(Records from a data collection)
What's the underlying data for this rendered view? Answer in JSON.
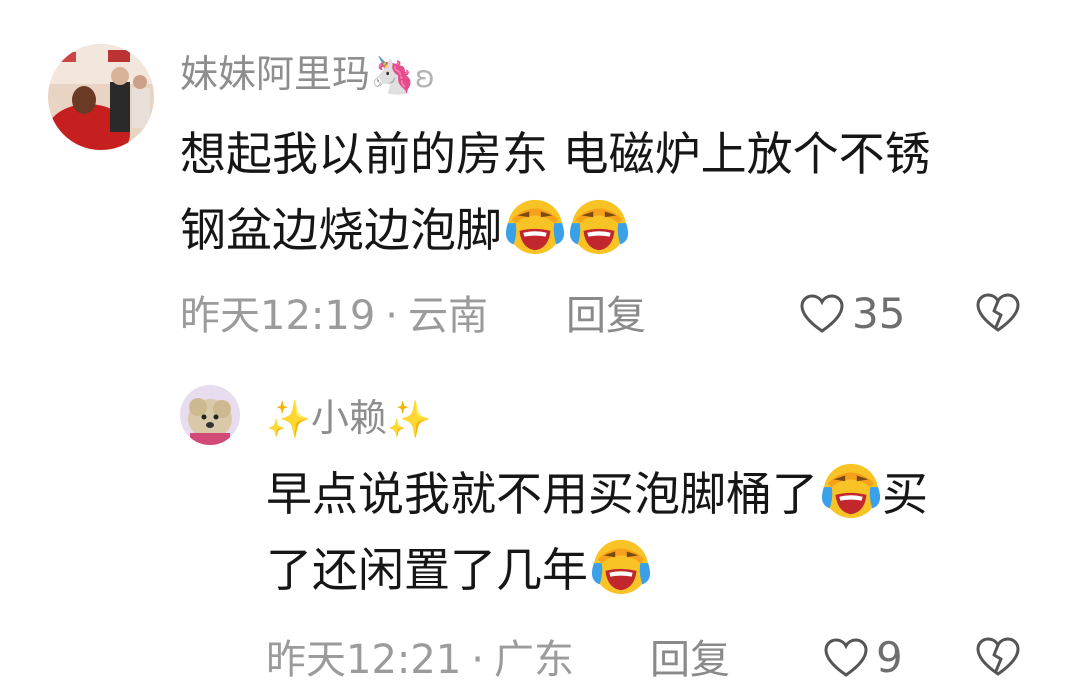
{
  "comments": [
    {
      "username": "妹妹阿里玛",
      "username_emoji": "🦄",
      "username_suffix": "ʚ",
      "lines": [
        "想起我以前的房东  电磁炉上放个不锈",
        "钢盆边烧边泡脚"
      ],
      "line2_emojis": 2,
      "time": "昨天12:19",
      "location": "云南",
      "reply_label": "回复",
      "likes": "35"
    },
    {
      "username": "小赖",
      "username_prefix_emoji": "✨",
      "username_suffix_emoji": "✨",
      "line1": "早点说我就不用买泡脚桶了",
      "line1_tail": "买",
      "line2": "了还闲置了几年",
      "time": "昨天12:21",
      "location": "广东",
      "reply_label": "回复",
      "likes": "9"
    }
  ],
  "icons": [
    "laugh-cry-emoji-icon",
    "heart-outline-icon",
    "broken-heart-icon"
  ],
  "colors": {
    "meta": "#9b9b9b",
    "text": "#161616",
    "emoji_yellow": "#f8c325",
    "emoji_blue": "#3aa0e8"
  }
}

- [Task to carry out] Copy the records above exactly, omitting every picture.

- [Task result]
What's the underlying data for this rendered view? Answer in JSON.
{
  "comments": [
    {
      "username": "妹妹阿里玛",
      "username_emoji": "🦄",
      "username_suffix": "ʚ",
      "lines": [
        "想起我以前的房东  电磁炉上放个不锈",
        "钢盆边烧边泡脚"
      ],
      "line2_emojis": 2,
      "time": "昨天12:19",
      "location": "云南",
      "reply_label": "回复",
      "likes": "35"
    },
    {
      "username": "小赖",
      "username_prefix_emoji": "✨",
      "username_suffix_emoji": "✨",
      "line1": "早点说我就不用买泡脚桶了",
      "line1_tail": "买",
      "line2": "了还闲置了几年",
      "time": "昨天12:21",
      "location": "广东",
      "reply_label": "回复",
      "likes": "9"
    }
  ],
  "icons": [
    "laugh-cry-emoji-icon",
    "heart-outline-icon",
    "broken-heart-icon"
  ],
  "colors": {
    "meta": "#9b9b9b",
    "text": "#161616",
    "emoji_yellow": "#f8c325",
    "emoji_blue": "#3aa0e8"
  }
}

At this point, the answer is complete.